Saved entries

----

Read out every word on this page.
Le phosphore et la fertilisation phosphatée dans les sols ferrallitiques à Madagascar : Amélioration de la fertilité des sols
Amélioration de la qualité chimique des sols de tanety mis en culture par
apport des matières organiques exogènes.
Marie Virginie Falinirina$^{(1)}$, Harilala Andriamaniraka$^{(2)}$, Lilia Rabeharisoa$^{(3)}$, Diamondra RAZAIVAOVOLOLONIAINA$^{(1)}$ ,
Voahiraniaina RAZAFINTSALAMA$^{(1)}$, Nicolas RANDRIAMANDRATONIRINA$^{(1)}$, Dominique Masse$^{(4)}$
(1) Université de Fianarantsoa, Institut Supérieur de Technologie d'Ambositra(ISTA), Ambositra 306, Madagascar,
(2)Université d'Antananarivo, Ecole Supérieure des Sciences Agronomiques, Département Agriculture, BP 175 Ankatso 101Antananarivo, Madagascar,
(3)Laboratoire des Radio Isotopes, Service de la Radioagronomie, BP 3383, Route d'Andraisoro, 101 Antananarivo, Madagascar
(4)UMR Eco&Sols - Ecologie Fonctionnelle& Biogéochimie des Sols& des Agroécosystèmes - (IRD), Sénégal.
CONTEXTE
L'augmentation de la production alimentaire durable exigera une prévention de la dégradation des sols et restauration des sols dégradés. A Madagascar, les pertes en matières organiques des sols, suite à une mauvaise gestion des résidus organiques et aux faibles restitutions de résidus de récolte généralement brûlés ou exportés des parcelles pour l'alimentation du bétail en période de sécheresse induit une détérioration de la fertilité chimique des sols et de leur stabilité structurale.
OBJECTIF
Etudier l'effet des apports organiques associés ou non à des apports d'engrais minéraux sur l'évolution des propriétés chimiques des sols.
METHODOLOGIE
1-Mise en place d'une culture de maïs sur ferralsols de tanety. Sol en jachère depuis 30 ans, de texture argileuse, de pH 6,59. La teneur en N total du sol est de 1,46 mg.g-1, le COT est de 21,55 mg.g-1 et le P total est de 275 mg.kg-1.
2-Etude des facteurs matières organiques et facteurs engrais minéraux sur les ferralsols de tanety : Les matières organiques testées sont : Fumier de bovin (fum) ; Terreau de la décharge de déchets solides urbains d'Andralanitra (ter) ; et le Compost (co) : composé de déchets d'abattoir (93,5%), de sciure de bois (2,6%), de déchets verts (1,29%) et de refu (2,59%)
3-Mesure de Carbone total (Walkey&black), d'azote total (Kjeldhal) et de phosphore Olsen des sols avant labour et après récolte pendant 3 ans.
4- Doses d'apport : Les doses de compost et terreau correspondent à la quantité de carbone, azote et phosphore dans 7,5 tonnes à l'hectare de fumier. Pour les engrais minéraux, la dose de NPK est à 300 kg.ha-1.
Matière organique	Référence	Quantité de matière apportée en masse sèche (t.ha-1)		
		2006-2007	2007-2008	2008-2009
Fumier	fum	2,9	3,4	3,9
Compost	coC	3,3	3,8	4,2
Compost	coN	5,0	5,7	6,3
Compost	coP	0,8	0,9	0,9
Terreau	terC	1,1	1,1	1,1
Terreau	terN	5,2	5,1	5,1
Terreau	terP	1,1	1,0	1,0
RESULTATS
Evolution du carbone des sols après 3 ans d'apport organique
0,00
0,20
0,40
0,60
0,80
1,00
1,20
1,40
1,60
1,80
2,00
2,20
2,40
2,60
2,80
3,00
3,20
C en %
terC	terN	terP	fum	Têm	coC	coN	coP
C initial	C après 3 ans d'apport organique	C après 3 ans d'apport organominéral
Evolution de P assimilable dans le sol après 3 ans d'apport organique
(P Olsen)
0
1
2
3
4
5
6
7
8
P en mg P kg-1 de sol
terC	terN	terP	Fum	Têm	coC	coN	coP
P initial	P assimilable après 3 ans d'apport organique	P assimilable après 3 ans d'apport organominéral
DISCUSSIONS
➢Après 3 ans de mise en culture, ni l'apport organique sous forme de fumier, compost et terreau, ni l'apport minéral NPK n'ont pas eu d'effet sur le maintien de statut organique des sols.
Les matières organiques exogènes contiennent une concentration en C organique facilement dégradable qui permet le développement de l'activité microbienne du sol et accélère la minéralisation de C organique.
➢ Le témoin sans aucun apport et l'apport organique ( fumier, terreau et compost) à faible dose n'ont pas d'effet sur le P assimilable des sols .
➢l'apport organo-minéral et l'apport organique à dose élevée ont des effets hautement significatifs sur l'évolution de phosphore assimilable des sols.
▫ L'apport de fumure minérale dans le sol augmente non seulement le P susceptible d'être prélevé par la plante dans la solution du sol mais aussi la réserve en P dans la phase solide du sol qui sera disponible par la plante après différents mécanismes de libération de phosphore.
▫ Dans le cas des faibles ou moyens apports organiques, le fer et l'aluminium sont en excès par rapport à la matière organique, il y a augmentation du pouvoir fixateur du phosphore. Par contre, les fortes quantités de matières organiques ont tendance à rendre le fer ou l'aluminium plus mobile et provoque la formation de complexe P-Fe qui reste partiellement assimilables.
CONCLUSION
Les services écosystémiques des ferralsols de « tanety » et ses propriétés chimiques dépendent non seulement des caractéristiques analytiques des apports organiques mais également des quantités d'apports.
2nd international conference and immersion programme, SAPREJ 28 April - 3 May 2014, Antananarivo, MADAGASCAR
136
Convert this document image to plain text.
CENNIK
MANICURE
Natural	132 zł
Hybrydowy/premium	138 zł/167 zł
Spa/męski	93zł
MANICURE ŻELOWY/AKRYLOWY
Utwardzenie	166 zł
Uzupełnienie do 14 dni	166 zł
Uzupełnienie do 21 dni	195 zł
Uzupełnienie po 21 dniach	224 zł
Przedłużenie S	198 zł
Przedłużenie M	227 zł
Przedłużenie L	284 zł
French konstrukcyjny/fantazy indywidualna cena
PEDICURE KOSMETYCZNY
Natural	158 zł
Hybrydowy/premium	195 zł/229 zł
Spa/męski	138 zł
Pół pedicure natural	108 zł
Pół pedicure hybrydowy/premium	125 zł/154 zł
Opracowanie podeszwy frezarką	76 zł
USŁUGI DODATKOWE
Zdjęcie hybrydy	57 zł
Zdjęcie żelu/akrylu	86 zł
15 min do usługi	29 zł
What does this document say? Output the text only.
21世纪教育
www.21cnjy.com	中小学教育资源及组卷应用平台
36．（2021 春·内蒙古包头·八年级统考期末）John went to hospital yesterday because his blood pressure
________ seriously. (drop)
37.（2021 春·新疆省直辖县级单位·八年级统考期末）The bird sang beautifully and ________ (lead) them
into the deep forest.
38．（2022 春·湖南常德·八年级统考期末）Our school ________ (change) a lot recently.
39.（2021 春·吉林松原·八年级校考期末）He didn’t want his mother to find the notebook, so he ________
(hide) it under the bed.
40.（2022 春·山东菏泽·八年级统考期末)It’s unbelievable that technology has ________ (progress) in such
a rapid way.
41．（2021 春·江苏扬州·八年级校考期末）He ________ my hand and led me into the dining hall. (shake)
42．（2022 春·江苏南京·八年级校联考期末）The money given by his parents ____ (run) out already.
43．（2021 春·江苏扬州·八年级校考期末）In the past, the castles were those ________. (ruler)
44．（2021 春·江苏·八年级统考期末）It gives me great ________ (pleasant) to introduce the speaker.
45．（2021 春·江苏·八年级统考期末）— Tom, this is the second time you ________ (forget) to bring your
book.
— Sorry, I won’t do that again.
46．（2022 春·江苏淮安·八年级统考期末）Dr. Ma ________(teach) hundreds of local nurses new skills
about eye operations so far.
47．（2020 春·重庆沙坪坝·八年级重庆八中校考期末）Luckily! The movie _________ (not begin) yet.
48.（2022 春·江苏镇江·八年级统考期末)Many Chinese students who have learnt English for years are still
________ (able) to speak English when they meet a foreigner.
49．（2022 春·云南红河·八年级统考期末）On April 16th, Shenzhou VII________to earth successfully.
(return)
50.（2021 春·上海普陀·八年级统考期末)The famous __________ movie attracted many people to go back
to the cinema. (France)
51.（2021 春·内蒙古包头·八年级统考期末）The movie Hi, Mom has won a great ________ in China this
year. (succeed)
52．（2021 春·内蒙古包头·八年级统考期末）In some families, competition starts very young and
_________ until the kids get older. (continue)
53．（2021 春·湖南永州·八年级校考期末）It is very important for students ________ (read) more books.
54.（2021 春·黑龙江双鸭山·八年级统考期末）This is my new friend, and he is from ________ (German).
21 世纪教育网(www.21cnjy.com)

----

STATED PROBLEM:
Give the number of lines in the entries that include the string "great", and nothing more.

THE SOLUTION:
2